(Records from a dataset)
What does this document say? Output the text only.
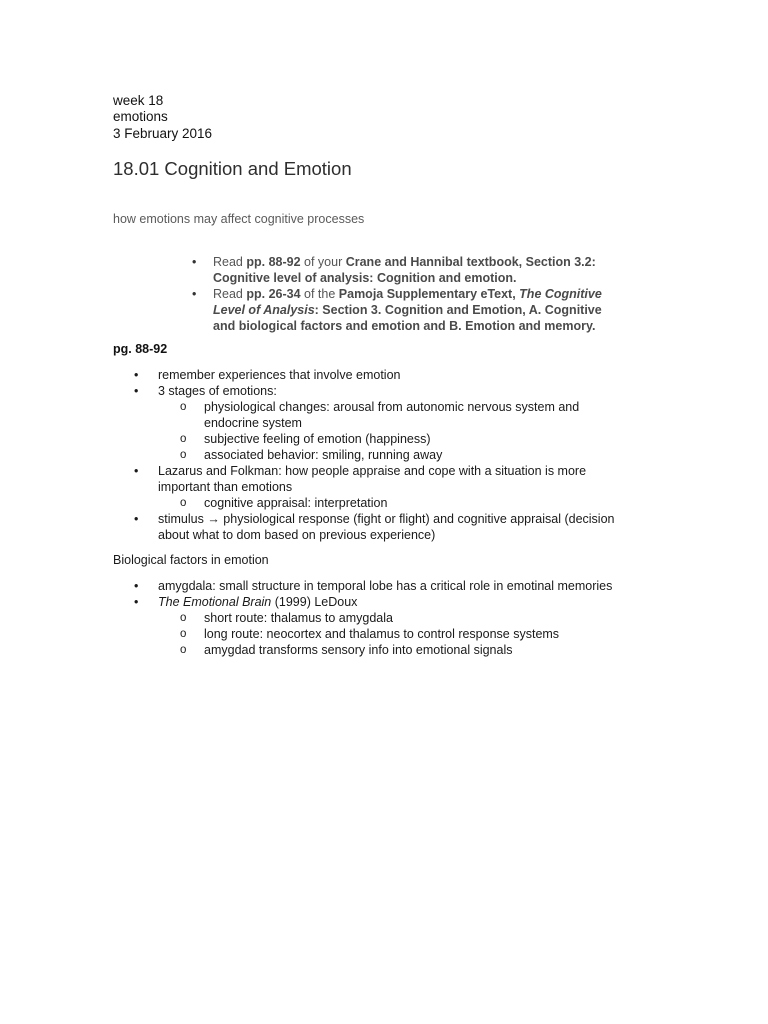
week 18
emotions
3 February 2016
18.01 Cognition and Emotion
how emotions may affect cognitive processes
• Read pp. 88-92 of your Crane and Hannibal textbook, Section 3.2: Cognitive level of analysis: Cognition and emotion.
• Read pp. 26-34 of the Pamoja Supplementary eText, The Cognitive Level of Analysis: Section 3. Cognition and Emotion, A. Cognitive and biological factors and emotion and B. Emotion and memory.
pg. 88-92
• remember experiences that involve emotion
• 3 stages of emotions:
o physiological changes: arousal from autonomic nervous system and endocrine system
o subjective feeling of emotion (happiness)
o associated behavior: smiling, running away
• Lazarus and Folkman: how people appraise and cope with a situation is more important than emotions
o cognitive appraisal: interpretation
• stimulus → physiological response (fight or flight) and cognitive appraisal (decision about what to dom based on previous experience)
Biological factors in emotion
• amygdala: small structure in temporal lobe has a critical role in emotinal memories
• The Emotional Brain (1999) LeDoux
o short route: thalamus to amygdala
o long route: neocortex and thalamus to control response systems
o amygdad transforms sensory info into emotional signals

* * *

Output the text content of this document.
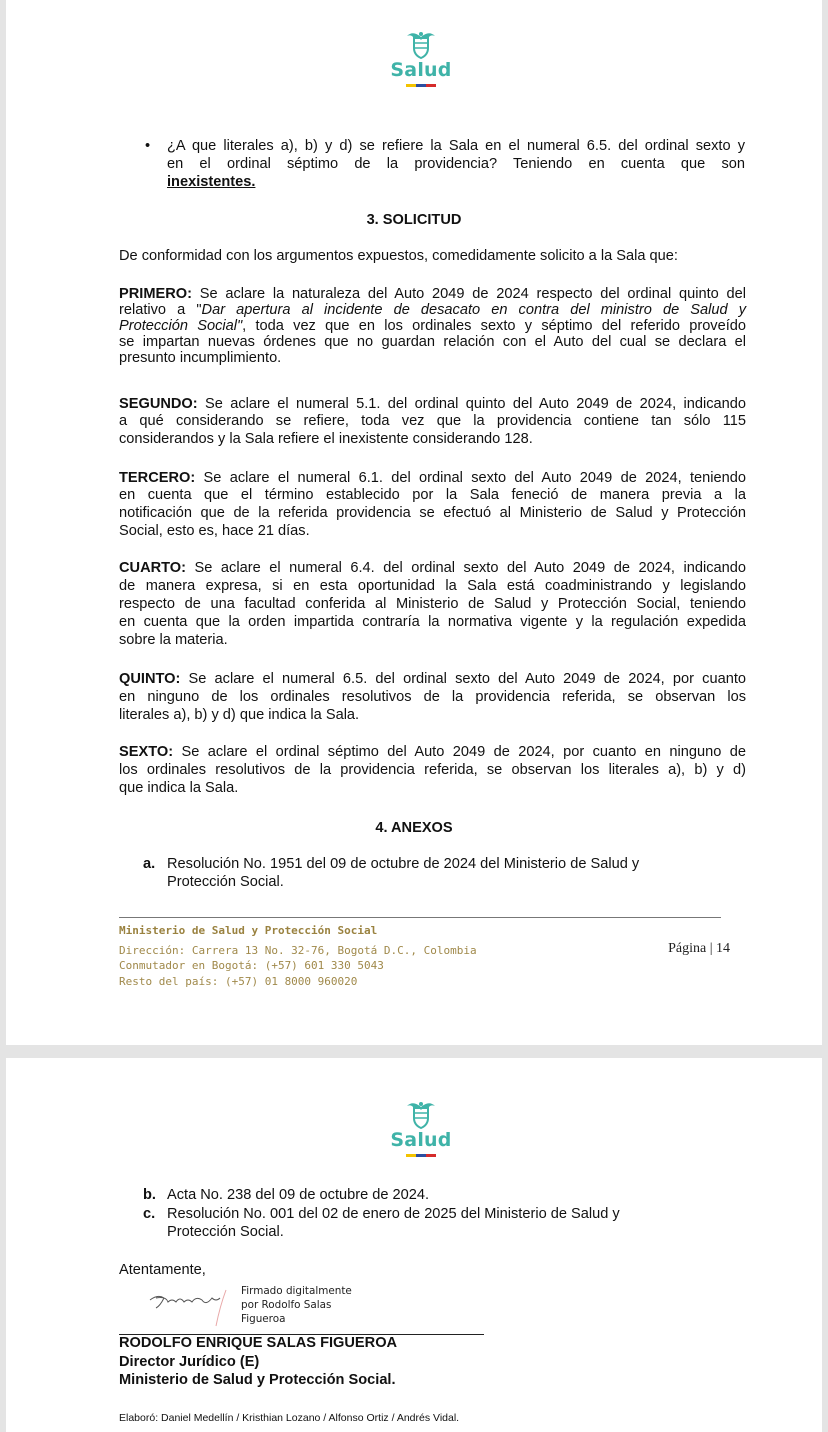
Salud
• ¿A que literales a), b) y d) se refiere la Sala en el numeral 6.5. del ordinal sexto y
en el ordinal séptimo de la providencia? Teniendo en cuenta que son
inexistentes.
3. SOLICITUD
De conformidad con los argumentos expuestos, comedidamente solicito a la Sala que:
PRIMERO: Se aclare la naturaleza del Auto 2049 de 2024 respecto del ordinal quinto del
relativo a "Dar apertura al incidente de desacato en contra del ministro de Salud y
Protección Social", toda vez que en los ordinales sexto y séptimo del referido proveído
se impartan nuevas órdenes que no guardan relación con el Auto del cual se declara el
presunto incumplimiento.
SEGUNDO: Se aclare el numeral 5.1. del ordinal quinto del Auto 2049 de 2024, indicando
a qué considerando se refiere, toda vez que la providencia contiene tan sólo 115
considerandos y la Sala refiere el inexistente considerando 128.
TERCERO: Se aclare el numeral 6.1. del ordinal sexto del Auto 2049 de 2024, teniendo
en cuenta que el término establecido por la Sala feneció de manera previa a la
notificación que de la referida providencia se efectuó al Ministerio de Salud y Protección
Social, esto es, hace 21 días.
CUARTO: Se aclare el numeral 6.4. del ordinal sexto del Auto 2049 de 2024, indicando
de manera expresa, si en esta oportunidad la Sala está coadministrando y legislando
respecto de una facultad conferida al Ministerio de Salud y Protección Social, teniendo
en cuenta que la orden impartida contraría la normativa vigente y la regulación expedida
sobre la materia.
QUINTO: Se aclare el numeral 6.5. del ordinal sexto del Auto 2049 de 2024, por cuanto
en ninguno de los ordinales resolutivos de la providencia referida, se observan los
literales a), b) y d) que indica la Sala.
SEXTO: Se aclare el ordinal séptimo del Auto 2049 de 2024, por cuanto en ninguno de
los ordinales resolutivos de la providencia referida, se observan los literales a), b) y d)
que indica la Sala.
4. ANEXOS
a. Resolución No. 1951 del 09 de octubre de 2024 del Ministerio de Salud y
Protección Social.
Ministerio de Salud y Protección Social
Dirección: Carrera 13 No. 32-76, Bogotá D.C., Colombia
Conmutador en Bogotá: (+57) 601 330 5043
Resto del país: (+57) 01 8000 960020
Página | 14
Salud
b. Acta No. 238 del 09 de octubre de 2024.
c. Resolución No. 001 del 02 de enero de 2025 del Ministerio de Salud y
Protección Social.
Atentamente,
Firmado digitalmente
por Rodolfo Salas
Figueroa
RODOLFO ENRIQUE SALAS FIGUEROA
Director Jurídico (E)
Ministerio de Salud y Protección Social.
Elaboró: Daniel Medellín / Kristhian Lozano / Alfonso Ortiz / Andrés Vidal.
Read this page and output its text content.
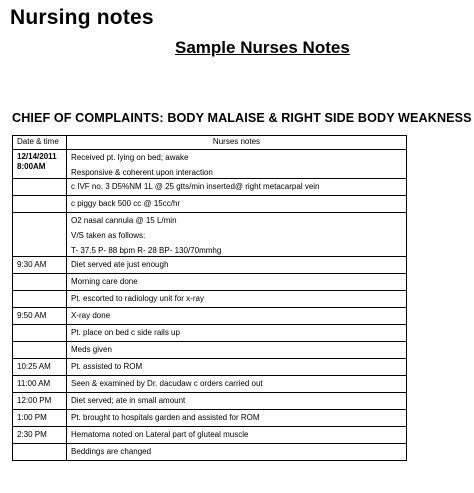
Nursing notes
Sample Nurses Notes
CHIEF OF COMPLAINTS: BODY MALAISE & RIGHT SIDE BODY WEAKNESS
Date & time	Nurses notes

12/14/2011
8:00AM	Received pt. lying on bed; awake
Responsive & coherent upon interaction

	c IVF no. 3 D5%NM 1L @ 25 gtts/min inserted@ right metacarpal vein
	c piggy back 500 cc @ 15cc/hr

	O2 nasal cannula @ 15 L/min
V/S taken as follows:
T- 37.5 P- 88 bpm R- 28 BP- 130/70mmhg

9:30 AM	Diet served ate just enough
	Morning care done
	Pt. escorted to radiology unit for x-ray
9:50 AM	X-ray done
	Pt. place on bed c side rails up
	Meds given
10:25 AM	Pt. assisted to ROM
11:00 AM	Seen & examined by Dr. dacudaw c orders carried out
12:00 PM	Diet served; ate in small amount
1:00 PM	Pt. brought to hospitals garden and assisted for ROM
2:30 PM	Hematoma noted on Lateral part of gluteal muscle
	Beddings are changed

* [Exercise goal]
Go through the entries above and count the lines containing the word "thalamus"; give only that count.

* [Final result]
2